What is asked: Determine which lines contain the word "INDEX", then copy those lines.

Records shown:

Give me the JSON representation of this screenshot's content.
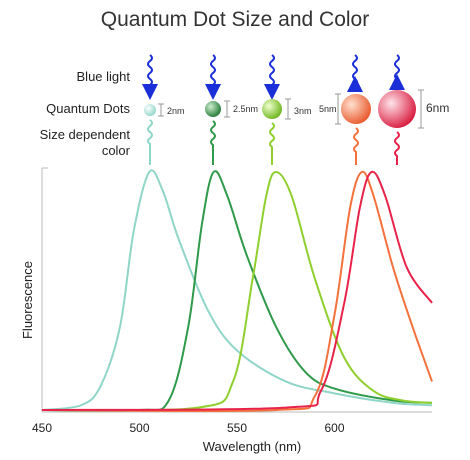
{
  "title": "Quantum Dot Size and Color",
  "labels": {
    "blue_light": "Blue light",
    "quantum_dots": "Quantum Dots",
    "size_dependent_1": "Size dependent",
    "size_dependent_2": "color"
  },
  "dots": [
    {
      "size_label": "2nm",
      "color": "#8fd6c8"
    },
    {
      "size_label": "2.5nm",
      "color": "#2e9a4a"
    },
    {
      "size_label": "3nm",
      "color": "#8fcf2e"
    },
    {
      "size_label": "5nm",
      "color": "#f4713c"
    },
    {
      "size_label": "6nm",
      "color": "#e8234a"
    }
  ],
  "chart_data": {
    "type": "line",
    "xlabel": "Wavelength (nm)",
    "ylabel": "Fluorescence",
    "xlim": [
      450,
      650
    ],
    "ylim": [
      0,
      1
    ],
    "x_ticks": [
      450,
      500,
      550,
      600
    ],
    "grid": false,
    "series": [
      {
        "color": "#8fd6c8",
        "points": [
          [
            450,
            0.0
          ],
          [
            470,
            0.02
          ],
          [
            480,
            0.1
          ],
          [
            490,
            0.35
          ],
          [
            497,
            0.75
          ],
          [
            505,
            1.0
          ],
          [
            512,
            0.92
          ],
          [
            520,
            0.72
          ],
          [
            535,
            0.42
          ],
          [
            550,
            0.25
          ],
          [
            575,
            0.12
          ],
          [
            600,
            0.07
          ],
          [
            630,
            0.03
          ],
          [
            650,
            0.02
          ]
        ]
      },
      {
        "color": "#2e9a4a",
        "points": [
          [
            450,
            0.0
          ],
          [
            500,
            0.0
          ],
          [
            515,
            0.04
          ],
          [
            525,
            0.35
          ],
          [
            532,
            0.78
          ],
          [
            538,
            1.0
          ],
          [
            545,
            0.9
          ],
          [
            555,
            0.65
          ],
          [
            570,
            0.35
          ],
          [
            585,
            0.16
          ],
          [
            600,
            0.09
          ],
          [
            630,
            0.04
          ],
          [
            650,
            0.03
          ]
        ]
      },
      {
        "color": "#8fcf2e",
        "points": [
          [
            450,
            0.0
          ],
          [
            530,
            0.01
          ],
          [
            548,
            0.12
          ],
          [
            558,
            0.55
          ],
          [
            565,
            0.9
          ],
          [
            570,
            1.0
          ],
          [
            578,
            0.9
          ],
          [
            590,
            0.55
          ],
          [
            605,
            0.22
          ],
          [
            620,
            0.08
          ],
          [
            635,
            0.04
          ],
          [
            650,
            0.03
          ]
        ]
      },
      {
        "color": "#f4713c",
        "points": [
          [
            450,
            0.0
          ],
          [
            570,
            0.0
          ],
          [
            590,
            0.06
          ],
          [
            600,
            0.4
          ],
          [
            608,
            0.85
          ],
          [
            614,
            1.0
          ],
          [
            620,
            0.9
          ],
          [
            630,
            0.6
          ],
          [
            640,
            0.35
          ],
          [
            650,
            0.12
          ]
        ]
      },
      {
        "color": "#e8234a",
        "points": [
          [
            450,
            0.0
          ],
          [
            575,
            0.01
          ],
          [
            593,
            0.08
          ],
          [
            605,
            0.45
          ],
          [
            613,
            0.85
          ],
          [
            619,
            1.0
          ],
          [
            626,
            0.9
          ],
          [
            637,
            0.6
          ],
          [
            650,
            0.45
          ]
        ]
      }
    ]
  }
}
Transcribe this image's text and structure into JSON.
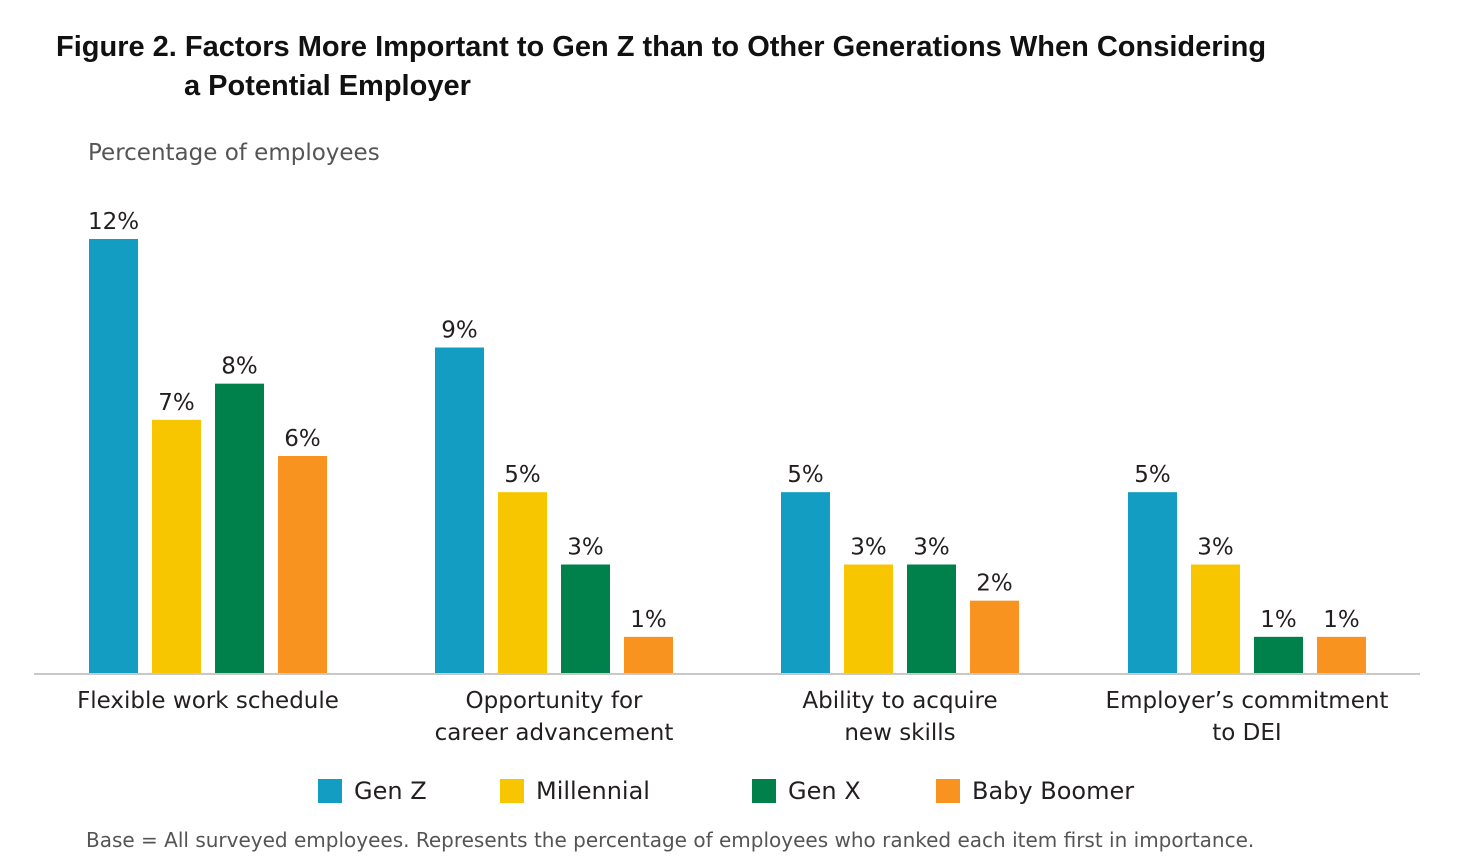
{
  "chart_data": {
    "type": "bar",
    "title_line1": "Figure 2. Factors More Important to Gen Z than to Other Generations When Considering",
    "title_line2": "a Potential Employer",
    "ylabel": "Percentage of employees",
    "ylim": [
      0,
      12
    ],
    "grid": false,
    "legend_position": "bottom",
    "categories": [
      [
        "Flexible work schedule"
      ],
      [
        "Opportunity for",
        "career advancement"
      ],
      [
        "Ability to acquire",
        "new skills"
      ],
      [
        "Employer’s commitment",
        "to DEI"
      ]
    ],
    "series": [
      {
        "name": "Gen Z",
        "color": "#139dc3",
        "values": [
          12,
          9,
          5,
          5
        ],
        "labels": [
          "12%",
          "9%",
          "5%",
          "5%"
        ]
      },
      {
        "name": "Millennial",
        "color": "#f8c600",
        "values": [
          7,
          5,
          3,
          3
        ],
        "labels": [
          "7%",
          "5%",
          "3%",
          "3%"
        ]
      },
      {
        "name": "Gen X",
        "color": "#00804a",
        "values": [
          8,
          3,
          3,
          1
        ],
        "labels": [
          "8%",
          "3%",
          "3%",
          "1%"
        ]
      },
      {
        "name": "Baby Boomer",
        "color": "#f7931e",
        "values": [
          6,
          1,
          2,
          1
        ],
        "labels": [
          "6%",
          "1%",
          "2%",
          "1%"
        ]
      }
    ],
    "footnote": "Base = All surveyed employees. Represents the percentage of employees who ranked each item first in importance."
  }
}
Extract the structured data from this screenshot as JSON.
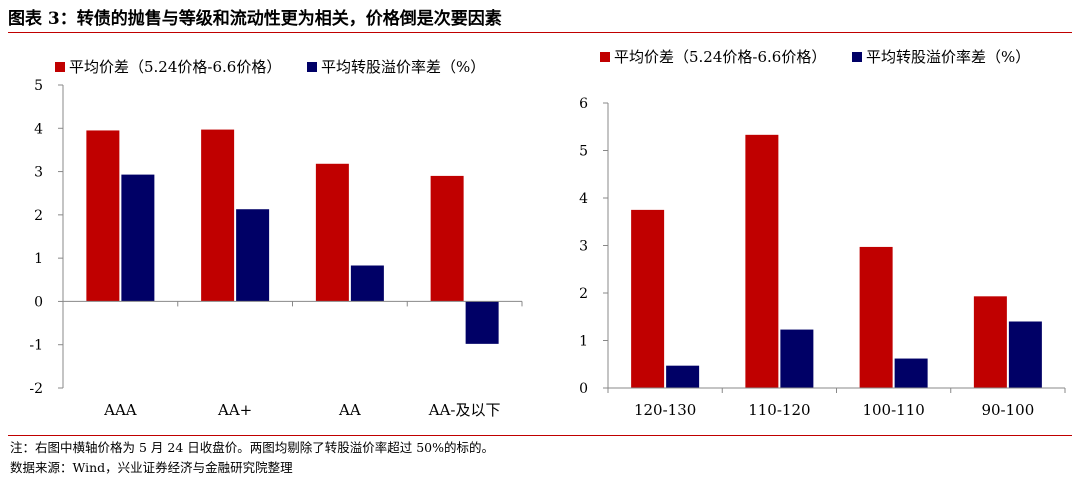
{
  "title": "图表 3：转债的抛售与等级和流动性更为相关，价格倒是次要因素",
  "note": "注：右图中横轴价格为 5 月 24 日收盘价。两图均剔除了转股溢价率超过 50%的标的。",
  "source": "数据来源：Wind，兴业证券经济与金融研究院整理",
  "colors": {
    "series0": "#c00000",
    "series1": "#000066",
    "accent": "#c00000"
  },
  "chart_data": [
    {
      "type": "bar",
      "categories": [
        "AAA",
        "AA+",
        "AA",
        "AA-及以下"
      ],
      "series": [
        {
          "name": "平均价差（5.24价格-6.6价格）",
          "values": [
            3.95,
            3.97,
            3.18,
            2.9
          ]
        },
        {
          "name": "平均转股溢价率差（%）",
          "values": [
            2.93,
            2.13,
            0.83,
            -0.98
          ]
        }
      ],
      "ylim": [
        -2,
        5
      ],
      "yticks": [
        -2,
        -1,
        0,
        1,
        2,
        3,
        4,
        5
      ],
      "legend": "top",
      "grid": false
    },
    {
      "type": "bar",
      "categories": [
        "120-130",
        "110-120",
        "100-110",
        "90-100"
      ],
      "series": [
        {
          "name": "平均价差（5.24价格-6.6价格）",
          "values": [
            3.75,
            5.33,
            2.97,
            1.93
          ]
        },
        {
          "name": "平均转股溢价率差（%）",
          "values": [
            0.47,
            1.23,
            0.62,
            1.4
          ]
        }
      ],
      "ylim": [
        0,
        6
      ],
      "yticks": [
        0,
        1,
        2,
        3,
        4,
        5,
        6
      ],
      "legend": "top",
      "grid": false
    }
  ]
}
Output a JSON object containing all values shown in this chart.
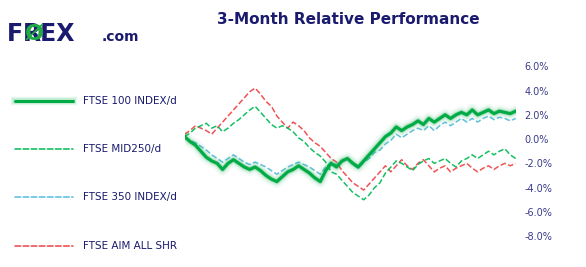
{
  "title": "3-Month Relative Performance",
  "title_fontsize": 11,
  "title_color": "#1a1a6e",
  "background_color": "#ffffff",
  "ylabel_color": "#3a3a8c",
  "yticks": [
    -8.0,
    -6.0,
    -4.0,
    -2.0,
    0.0,
    2.0,
    4.0,
    6.0
  ],
  "ylim": [
    -9.0,
    7.5
  ],
  "n_points": 62,
  "legend_items": [
    {
      "label": "FTSE 100 INDEX/d",
      "color": "#00aa44",
      "linestyle": "-",
      "linewidth": 2.2
    },
    {
      "label": "FTSE MID250/d",
      "color": "#00bb55",
      "linestyle": "--",
      "linewidth": 1.1
    },
    {
      "label": "FTSE 350 INDEX/d",
      "color": "#55bbdd",
      "linestyle": "--",
      "linewidth": 1.1
    },
    {
      "label": "FTSE AIM ALL SHR",
      "color": "#ee4444",
      "linestyle": "--",
      "linewidth": 1.1
    }
  ],
  "ftse100_data": [
    0.2,
    -0.2,
    -0.5,
    -1.0,
    -1.5,
    -1.8,
    -2.0,
    -2.5,
    -2.0,
    -1.7,
    -2.0,
    -2.3,
    -2.5,
    -2.3,
    -2.6,
    -3.0,
    -3.3,
    -3.5,
    -3.1,
    -2.7,
    -2.5,
    -2.2,
    -2.5,
    -2.8,
    -3.2,
    -3.5,
    -2.6,
    -2.0,
    -2.3,
    -1.8,
    -1.6,
    -2.0,
    -2.3,
    -1.8,
    -1.3,
    -0.8,
    -0.3,
    0.2,
    0.5,
    1.0,
    0.7,
    1.0,
    1.2,
    1.5,
    1.2,
    1.7,
    1.4,
    1.7,
    2.0,
    1.7,
    2.0,
    2.2,
    2.0,
    2.4,
    2.0,
    2.2,
    2.4,
    2.1,
    2.3,
    2.2,
    2.1,
    2.3
  ],
  "ftse_mid250_data": [
    0.2,
    0.5,
    0.9,
    1.1,
    1.3,
    0.9,
    1.1,
    0.6,
    0.9,
    1.3,
    1.6,
    2.0,
    2.4,
    2.7,
    2.2,
    1.7,
    1.2,
    0.9,
    1.1,
    0.9,
    0.6,
    0.1,
    -0.2,
    -0.7,
    -1.1,
    -1.4,
    -1.9,
    -2.7,
    -2.9,
    -3.4,
    -3.9,
    -4.4,
    -4.7,
    -5.0,
    -4.6,
    -4.0,
    -3.6,
    -2.8,
    -2.3,
    -1.8,
    -2.0,
    -2.3,
    -2.6,
    -2.1,
    -1.8,
    -1.6,
    -2.0,
    -1.8,
    -1.6,
    -2.0,
    -2.3,
    -1.8,
    -1.6,
    -1.3,
    -1.6,
    -1.3,
    -1.0,
    -1.3,
    -1.0,
    -0.8,
    -1.3,
    -1.6
  ],
  "ftse350_data": [
    0.1,
    -0.1,
    -0.3,
    -0.6,
    -0.9,
    -1.3,
    -1.6,
    -1.9,
    -1.6,
    -1.3,
    -1.6,
    -1.9,
    -2.1,
    -1.9,
    -2.1,
    -2.3,
    -2.6,
    -2.9,
    -2.6,
    -2.3,
    -2.1,
    -1.9,
    -2.1,
    -2.3,
    -2.6,
    -2.9,
    -2.3,
    -1.9,
    -2.1,
    -1.9,
    -1.6,
    -2.1,
    -2.4,
    -1.9,
    -1.6,
    -1.1,
    -0.9,
    -0.4,
    -0.1,
    0.4,
    0.1,
    0.4,
    0.7,
    0.9,
    0.7,
    1.1,
    0.7,
    1.1,
    1.4,
    1.1,
    1.4,
    1.7,
    1.4,
    1.7,
    1.4,
    1.7,
    1.9,
    1.6,
    1.8,
    1.7,
    1.5,
    1.7
  ],
  "ftse_aim_data": [
    0.4,
    0.7,
    1.1,
    0.9,
    0.7,
    0.4,
    0.9,
    1.4,
    1.9,
    2.4,
    2.9,
    3.4,
    3.9,
    4.2,
    3.7,
    3.1,
    2.7,
    1.9,
    1.4,
    0.9,
    1.4,
    1.1,
    0.7,
    0.1,
    -0.3,
    -0.6,
    -1.1,
    -1.6,
    -1.9,
    -2.6,
    -3.1,
    -3.6,
    -3.9,
    -4.2,
    -3.7,
    -3.2,
    -2.7,
    -2.2,
    -2.7,
    -2.2,
    -1.7,
    -2.2,
    -2.5,
    -2.0,
    -1.7,
    -2.2,
    -2.7,
    -2.4,
    -2.2,
    -2.7,
    -2.4,
    -2.2,
    -2.0,
    -2.4,
    -2.7,
    -2.4,
    -2.2,
    -2.5,
    -2.2,
    -2.0,
    -2.2,
    -2.0
  ]
}
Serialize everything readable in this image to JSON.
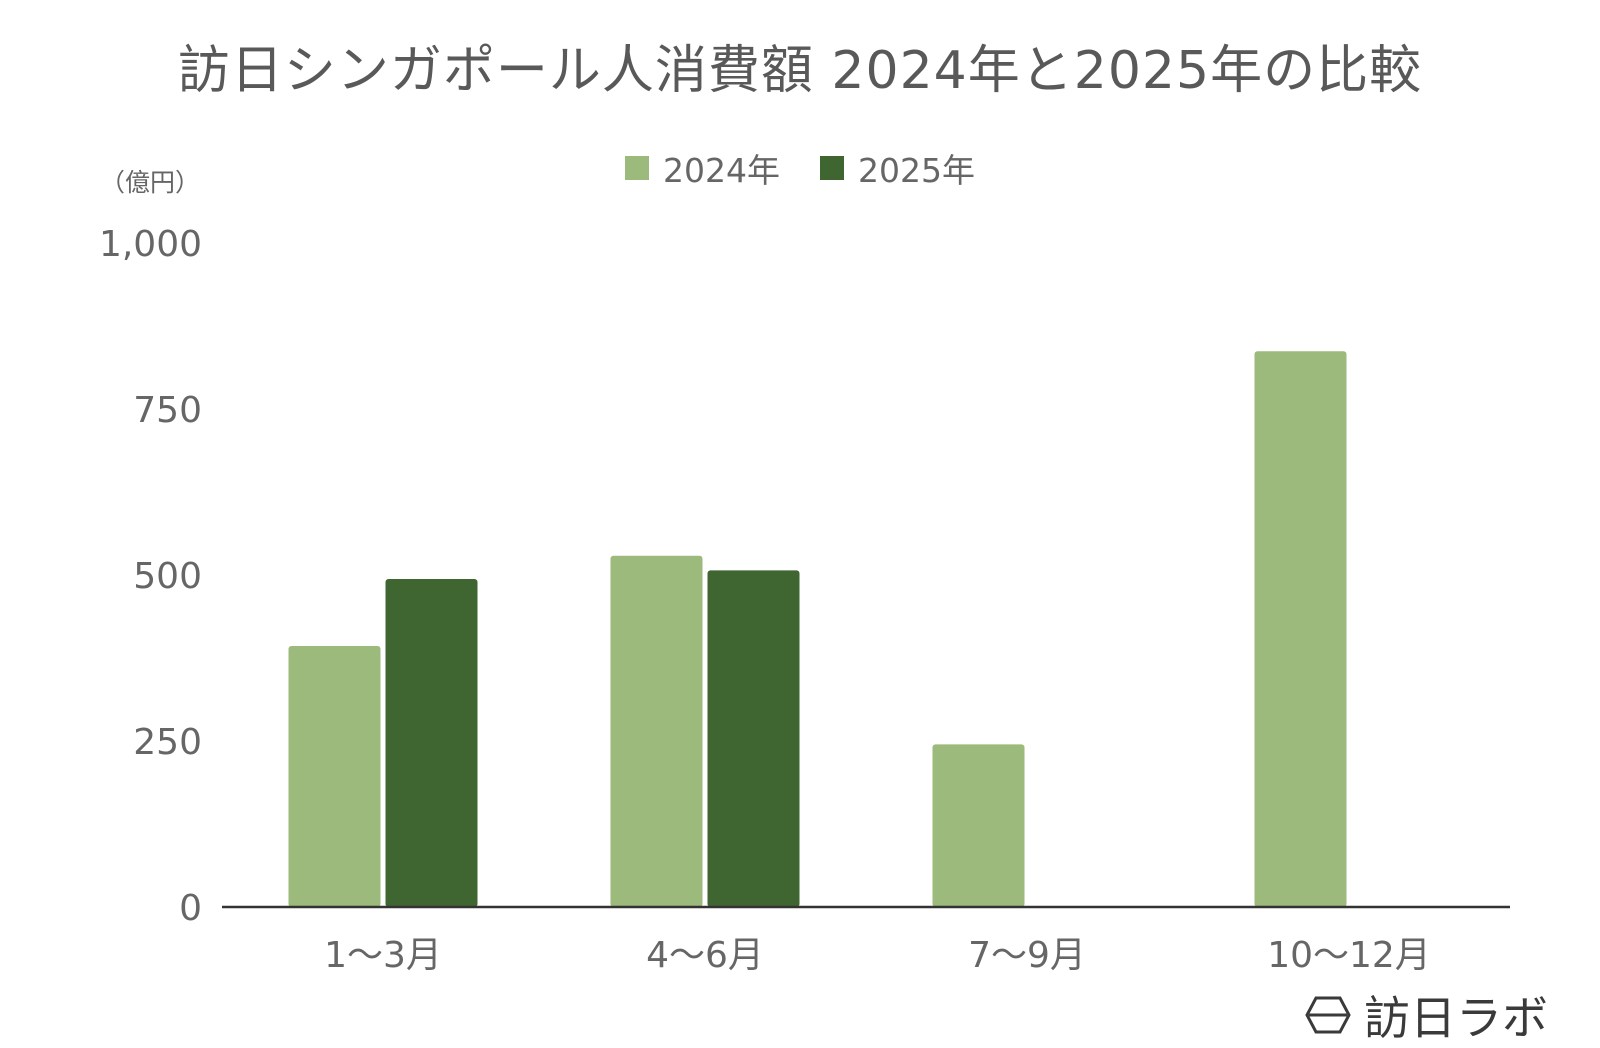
{
  "chart_data": {
    "type": "bar",
    "title": "訪日シンガポール人消費額 2024年と2025年の比較",
    "unit_label": "（億円）",
    "categories": [
      "1〜3月",
      "4〜6月",
      "7〜9月",
      "10〜12月"
    ],
    "series": [
      {
        "name": "2024年",
        "color": "#9bba7b",
        "values": [
          393,
          529,
          245,
          837
        ]
      },
      {
        "name": "2025年",
        "color": "#3f6631",
        "values": [
          494,
          507,
          null,
          null
        ]
      }
    ],
    "yticks": [
      "0",
      "250",
      "500",
      "750",
      "1,000"
    ],
    "ytick_values": [
      0,
      250,
      500,
      750,
      1000
    ],
    "ylim": [
      0,
      1000
    ],
    "grid": false,
    "legend_position": "top-center"
  },
  "brand": {
    "text": "訪日ラボ",
    "icon": "hexagon-logo-icon"
  }
}
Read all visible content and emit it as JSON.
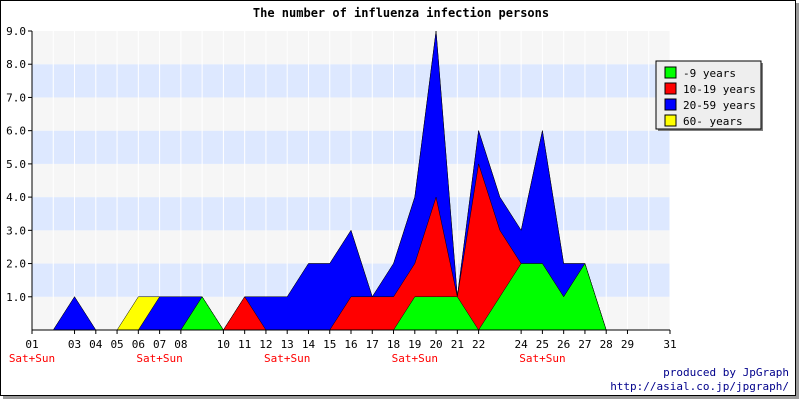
{
  "chart_data": {
    "type": "area",
    "title": "The number of influenza infection persons",
    "categories": [
      "01",
      "02",
      "03",
      "04",
      "05",
      "06",
      "07",
      "08",
      "09",
      "10",
      "11",
      "12",
      "13",
      "14",
      "15",
      "16",
      "17",
      "18",
      "19",
      "20",
      "21",
      "22",
      "23",
      "24",
      "25",
      "26",
      "27",
      "28",
      "29",
      "30",
      "31"
    ],
    "tick_labels": [
      "01",
      "03",
      "04",
      "05",
      "06",
      "07",
      "08",
      "10",
      "11",
      "12",
      "13",
      "14",
      "15",
      "16",
      "17",
      "18",
      "19",
      "20",
      "21",
      "22",
      "24",
      "25",
      "26",
      "27",
      "28",
      "29",
      "31"
    ],
    "weekend_markers": [
      {
        "day": "01",
        "label": "Sat+Sun"
      },
      {
        "day": "07",
        "label": "Sat+Sun"
      },
      {
        "day": "13",
        "label": "Sat+Sun"
      },
      {
        "day": "19",
        "label": "Sat+Sun"
      },
      {
        "day": "25",
        "label": "Sat+Sun"
      }
    ],
    "ylim": [
      0,
      9
    ],
    "yticks": [
      "1.0",
      "2.0",
      "3.0",
      "4.0",
      "5.0",
      "6.0",
      "7.0",
      "8.0",
      "9.0"
    ],
    "stacked": true,
    "series": [
      {
        "name": "-9 years",
        "color": "#00ff00",
        "values": [
          0,
          0,
          0,
          0,
          0,
          0,
          0,
          0,
          1,
          0,
          0,
          0,
          0,
          0,
          0,
          0,
          0,
          0,
          1,
          1,
          1,
          0,
          1,
          2,
          2,
          1,
          2,
          0,
          0,
          0,
          0
        ]
      },
      {
        "name": "10-19 years",
        "color": "#ff0000",
        "values": [
          0,
          0,
          0,
          0,
          0,
          0,
          0,
          0,
          0,
          0,
          1,
          0,
          0,
          0,
          0,
          1,
          1,
          1,
          1,
          3,
          0,
          5,
          2,
          0,
          0,
          0,
          0,
          0,
          0,
          0,
          0
        ]
      },
      {
        "name": "20-59 years",
        "color": "#0000ff",
        "values": [
          0,
          0,
          1,
          0,
          0,
          0,
          1,
          1,
          0,
          0,
          0,
          1,
          1,
          2,
          2,
          2,
          0,
          1,
          2,
          5,
          0,
          1,
          1,
          1,
          4,
          1,
          0,
          0,
          0,
          0,
          0
        ]
      },
      {
        "name": "60- years",
        "color": "#ffff00",
        "values": [
          0,
          0,
          0,
          0,
          0,
          1,
          0,
          0,
          0,
          0,
          0,
          0,
          0,
          0,
          0,
          0,
          0,
          0,
          0,
          0,
          0,
          0,
          0,
          0,
          0,
          0,
          0,
          0,
          0,
          0,
          0
        ]
      }
    ],
    "legend": "top-right",
    "legend_order": [
      "-9 years",
      "10-19 years",
      "20-59 years",
      "60- years"
    ],
    "grid": true,
    "band_colors": [
      "#f6f6f6",
      "#dde8ff"
    ],
    "weekend_color": "#ff0000",
    "credit": [
      "produced by JpGraph",
      "http://asial.co.jp/jpgraph/"
    ]
  }
}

Task output:
      "label": "FTSE 100 INDEX/d",
      "label": "FTSE 350 INDEX/d",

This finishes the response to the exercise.